- Information supplied
..........
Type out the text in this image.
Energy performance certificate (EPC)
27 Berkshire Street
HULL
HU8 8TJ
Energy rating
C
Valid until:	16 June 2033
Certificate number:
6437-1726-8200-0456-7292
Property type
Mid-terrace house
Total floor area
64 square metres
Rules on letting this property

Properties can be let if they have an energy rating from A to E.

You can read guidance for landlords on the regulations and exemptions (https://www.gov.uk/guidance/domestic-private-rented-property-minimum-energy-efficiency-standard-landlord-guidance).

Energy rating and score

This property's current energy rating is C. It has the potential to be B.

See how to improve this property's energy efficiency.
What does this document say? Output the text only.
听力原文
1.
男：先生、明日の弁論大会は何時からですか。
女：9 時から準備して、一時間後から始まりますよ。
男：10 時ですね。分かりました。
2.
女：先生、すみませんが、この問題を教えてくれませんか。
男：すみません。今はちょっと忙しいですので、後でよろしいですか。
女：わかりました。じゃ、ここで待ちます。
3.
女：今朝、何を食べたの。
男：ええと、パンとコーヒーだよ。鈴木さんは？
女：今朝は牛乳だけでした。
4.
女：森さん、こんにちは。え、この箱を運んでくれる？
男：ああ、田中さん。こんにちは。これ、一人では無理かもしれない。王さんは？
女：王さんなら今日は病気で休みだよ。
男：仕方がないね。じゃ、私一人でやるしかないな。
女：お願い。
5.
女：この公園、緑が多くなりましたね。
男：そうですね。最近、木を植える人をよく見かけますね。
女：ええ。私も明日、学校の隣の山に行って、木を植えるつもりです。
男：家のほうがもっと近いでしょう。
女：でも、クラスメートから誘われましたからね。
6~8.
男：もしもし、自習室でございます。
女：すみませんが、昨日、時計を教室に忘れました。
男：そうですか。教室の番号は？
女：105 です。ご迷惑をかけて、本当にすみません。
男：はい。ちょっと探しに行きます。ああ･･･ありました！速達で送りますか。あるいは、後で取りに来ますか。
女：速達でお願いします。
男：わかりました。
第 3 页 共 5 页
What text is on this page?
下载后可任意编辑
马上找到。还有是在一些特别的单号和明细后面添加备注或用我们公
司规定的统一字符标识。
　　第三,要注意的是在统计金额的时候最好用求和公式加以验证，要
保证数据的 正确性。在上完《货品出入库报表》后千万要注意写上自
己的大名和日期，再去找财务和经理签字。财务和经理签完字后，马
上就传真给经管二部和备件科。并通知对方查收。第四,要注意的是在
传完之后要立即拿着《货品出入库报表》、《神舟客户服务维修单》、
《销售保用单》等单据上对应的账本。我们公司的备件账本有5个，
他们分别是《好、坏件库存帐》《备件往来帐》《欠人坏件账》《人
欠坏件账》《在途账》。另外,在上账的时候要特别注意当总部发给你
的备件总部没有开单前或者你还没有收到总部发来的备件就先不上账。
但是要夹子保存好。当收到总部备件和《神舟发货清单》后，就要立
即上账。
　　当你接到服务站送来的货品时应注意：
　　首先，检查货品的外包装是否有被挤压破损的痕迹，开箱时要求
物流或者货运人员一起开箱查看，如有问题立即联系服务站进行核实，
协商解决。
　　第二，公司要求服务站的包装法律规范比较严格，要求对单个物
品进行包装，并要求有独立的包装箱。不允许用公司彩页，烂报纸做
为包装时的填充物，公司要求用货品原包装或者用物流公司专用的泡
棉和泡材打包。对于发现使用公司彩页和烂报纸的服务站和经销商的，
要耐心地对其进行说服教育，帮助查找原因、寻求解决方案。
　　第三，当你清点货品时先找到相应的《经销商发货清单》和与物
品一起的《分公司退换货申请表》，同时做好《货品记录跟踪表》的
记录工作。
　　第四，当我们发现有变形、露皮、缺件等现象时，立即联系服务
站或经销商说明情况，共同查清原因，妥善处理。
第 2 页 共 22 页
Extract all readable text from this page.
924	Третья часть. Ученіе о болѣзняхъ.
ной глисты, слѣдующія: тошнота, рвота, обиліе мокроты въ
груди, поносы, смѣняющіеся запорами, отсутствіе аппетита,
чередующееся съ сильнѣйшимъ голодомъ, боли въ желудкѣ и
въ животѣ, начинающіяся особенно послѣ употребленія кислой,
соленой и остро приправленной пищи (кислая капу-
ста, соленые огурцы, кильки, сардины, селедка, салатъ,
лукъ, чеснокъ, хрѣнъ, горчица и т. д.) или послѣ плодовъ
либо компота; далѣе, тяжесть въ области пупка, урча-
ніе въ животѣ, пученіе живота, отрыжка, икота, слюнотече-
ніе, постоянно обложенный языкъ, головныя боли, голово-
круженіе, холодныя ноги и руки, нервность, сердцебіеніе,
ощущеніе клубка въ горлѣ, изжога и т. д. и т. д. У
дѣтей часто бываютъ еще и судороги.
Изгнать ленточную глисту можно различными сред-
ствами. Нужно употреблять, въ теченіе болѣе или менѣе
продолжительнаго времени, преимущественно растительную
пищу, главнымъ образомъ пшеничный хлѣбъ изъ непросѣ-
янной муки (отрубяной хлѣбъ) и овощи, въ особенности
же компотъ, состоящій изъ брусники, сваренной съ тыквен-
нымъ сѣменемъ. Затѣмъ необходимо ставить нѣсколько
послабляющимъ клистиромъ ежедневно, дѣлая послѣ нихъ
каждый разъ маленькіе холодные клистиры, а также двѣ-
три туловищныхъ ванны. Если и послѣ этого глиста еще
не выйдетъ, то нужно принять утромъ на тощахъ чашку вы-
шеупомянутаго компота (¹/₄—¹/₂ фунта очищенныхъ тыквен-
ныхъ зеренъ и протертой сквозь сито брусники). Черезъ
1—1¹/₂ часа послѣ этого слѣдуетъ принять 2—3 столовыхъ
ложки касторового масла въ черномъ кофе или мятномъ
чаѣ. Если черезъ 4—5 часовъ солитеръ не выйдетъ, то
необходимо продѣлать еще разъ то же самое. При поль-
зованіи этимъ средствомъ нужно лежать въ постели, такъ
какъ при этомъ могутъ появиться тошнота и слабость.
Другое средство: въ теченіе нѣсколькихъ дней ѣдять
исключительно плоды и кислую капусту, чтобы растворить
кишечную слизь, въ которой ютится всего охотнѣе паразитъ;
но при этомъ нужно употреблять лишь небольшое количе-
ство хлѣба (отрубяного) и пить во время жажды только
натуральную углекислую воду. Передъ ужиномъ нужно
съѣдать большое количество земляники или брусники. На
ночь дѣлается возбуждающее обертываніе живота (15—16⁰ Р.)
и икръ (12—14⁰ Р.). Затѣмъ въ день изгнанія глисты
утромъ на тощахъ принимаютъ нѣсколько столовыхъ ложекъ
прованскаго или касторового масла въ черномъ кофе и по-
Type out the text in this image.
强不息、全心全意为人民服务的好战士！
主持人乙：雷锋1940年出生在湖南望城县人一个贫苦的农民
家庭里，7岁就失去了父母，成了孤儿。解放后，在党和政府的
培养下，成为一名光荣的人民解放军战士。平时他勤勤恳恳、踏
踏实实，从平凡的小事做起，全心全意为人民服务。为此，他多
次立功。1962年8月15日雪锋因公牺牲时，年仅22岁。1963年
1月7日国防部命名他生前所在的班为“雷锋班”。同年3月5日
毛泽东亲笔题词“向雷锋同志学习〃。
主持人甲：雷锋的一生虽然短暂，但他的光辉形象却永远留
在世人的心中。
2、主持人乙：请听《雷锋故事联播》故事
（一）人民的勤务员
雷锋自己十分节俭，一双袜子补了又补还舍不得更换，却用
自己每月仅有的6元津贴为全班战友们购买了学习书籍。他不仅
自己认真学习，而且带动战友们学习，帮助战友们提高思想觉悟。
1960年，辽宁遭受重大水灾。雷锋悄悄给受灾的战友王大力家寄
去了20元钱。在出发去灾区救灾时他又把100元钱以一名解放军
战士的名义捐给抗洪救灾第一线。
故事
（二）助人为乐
..........
- Aim
Copy each line of the preceding data that contains the string "черномъ".

- Output
ложки касторового масла въ черномъ кофе или мятномъ
прованскаго или касторового масла въ черномъ кофе и по-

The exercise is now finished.